Pictures aside, repeat every entry exactly.

==== Extracted information ====

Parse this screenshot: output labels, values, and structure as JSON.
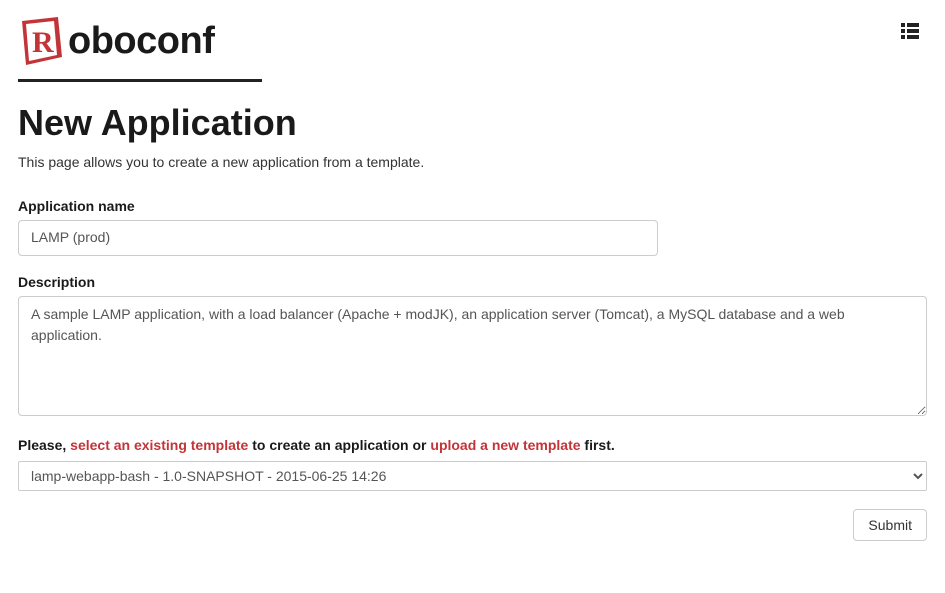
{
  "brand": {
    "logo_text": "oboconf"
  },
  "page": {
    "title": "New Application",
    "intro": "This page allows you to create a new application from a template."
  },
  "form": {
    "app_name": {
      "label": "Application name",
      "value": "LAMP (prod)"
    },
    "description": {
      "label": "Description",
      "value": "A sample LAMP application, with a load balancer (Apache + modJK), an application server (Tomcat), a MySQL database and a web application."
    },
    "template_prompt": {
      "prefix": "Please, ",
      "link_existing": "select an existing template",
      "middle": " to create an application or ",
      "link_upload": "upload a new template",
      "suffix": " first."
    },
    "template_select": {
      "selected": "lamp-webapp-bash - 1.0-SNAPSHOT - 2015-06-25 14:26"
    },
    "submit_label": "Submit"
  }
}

====

Finished exercise:
Parse this screenshot: output labels, values, and structure as JSON.
{
  "brand": {
    "logo_text": "oboconf"
  },
  "page": {
    "title": "New Application",
    "intro": "This page allows you to create a new application from a template."
  },
  "form": {
    "app_name": {
      "label": "Application name",
      "value": "LAMP (prod)"
    },
    "description": {
      "label": "Description",
      "value": "A sample LAMP application, with a load balancer (Apache + modJK), an application server (Tomcat), a MySQL database and a web application."
    },
    "template_prompt": {
      "prefix": "Please, ",
      "link_existing": "select an existing template",
      "middle": " to create an application or ",
      "link_upload": "upload a new template",
      "suffix": " first."
    },
    "template_select": {
      "selected": "lamp-webapp-bash - 1.0-SNAPSHOT - 2015-06-25 14:26"
    },
    "submit_label": "Submit"
  }
}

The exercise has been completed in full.